Copy out each line of the data that holds the word "values".

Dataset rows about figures
----

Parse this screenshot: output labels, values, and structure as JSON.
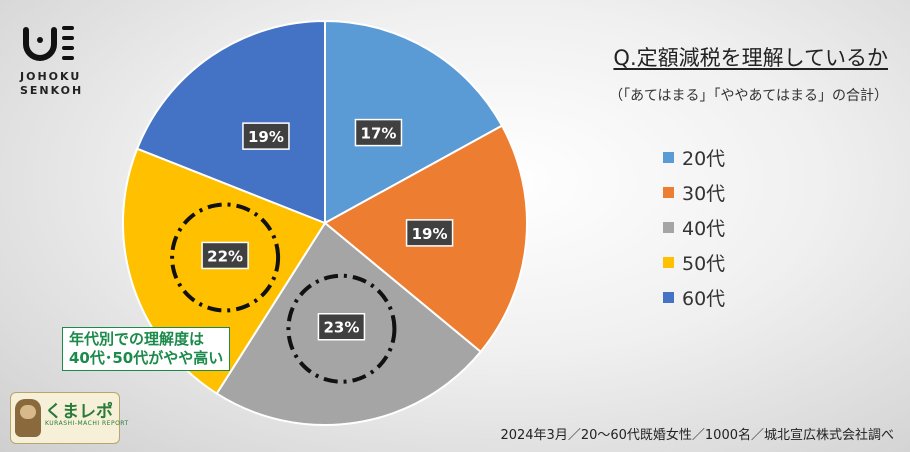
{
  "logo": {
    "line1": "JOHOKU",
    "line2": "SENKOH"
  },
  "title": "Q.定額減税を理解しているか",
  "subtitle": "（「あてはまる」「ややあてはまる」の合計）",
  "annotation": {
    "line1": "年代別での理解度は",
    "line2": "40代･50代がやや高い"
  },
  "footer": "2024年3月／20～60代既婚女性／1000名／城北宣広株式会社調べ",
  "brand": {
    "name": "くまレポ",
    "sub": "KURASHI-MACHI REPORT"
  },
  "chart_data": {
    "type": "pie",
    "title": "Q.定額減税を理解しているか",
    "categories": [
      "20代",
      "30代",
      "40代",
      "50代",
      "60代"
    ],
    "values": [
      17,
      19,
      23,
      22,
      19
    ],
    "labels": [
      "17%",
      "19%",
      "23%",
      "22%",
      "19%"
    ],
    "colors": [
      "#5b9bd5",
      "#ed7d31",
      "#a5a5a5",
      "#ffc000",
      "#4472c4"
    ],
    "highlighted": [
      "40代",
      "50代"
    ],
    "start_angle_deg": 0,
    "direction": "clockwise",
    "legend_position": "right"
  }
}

----

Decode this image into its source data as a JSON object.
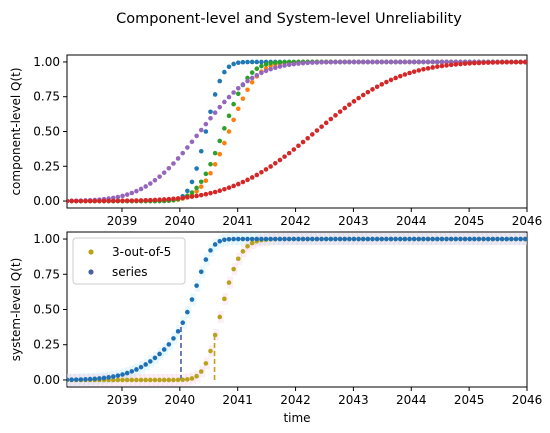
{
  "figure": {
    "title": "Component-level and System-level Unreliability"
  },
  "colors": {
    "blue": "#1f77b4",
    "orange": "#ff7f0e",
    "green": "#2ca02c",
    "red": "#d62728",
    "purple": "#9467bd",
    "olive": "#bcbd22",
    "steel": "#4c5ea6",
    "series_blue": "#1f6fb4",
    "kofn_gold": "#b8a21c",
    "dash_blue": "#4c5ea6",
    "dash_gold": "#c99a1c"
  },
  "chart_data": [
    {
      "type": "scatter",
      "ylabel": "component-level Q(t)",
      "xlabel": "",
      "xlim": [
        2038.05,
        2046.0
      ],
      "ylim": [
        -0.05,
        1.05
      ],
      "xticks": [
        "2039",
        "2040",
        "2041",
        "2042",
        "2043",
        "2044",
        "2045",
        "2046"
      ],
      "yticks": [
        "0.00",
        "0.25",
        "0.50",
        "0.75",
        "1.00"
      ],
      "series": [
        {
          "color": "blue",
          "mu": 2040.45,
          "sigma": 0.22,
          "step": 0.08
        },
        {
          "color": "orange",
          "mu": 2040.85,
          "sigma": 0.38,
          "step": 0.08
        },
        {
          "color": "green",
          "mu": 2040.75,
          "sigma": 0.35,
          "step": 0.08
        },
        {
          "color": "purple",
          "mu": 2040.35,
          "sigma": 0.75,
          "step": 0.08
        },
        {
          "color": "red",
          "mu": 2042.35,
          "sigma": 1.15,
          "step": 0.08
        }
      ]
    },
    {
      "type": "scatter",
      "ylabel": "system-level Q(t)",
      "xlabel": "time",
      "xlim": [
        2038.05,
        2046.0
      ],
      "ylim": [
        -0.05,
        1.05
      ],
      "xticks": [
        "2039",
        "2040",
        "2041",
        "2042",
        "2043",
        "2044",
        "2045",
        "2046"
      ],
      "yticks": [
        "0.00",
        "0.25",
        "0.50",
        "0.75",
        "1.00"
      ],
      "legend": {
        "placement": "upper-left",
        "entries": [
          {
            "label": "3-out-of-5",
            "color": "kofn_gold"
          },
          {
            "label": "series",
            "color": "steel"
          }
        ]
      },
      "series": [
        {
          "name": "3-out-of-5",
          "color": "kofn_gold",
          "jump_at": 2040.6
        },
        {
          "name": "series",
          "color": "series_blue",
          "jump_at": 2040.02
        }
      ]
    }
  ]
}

----

◆ The solution ◆
Parse this screenshot: output labels, values, and structure as JSON.
    "values": [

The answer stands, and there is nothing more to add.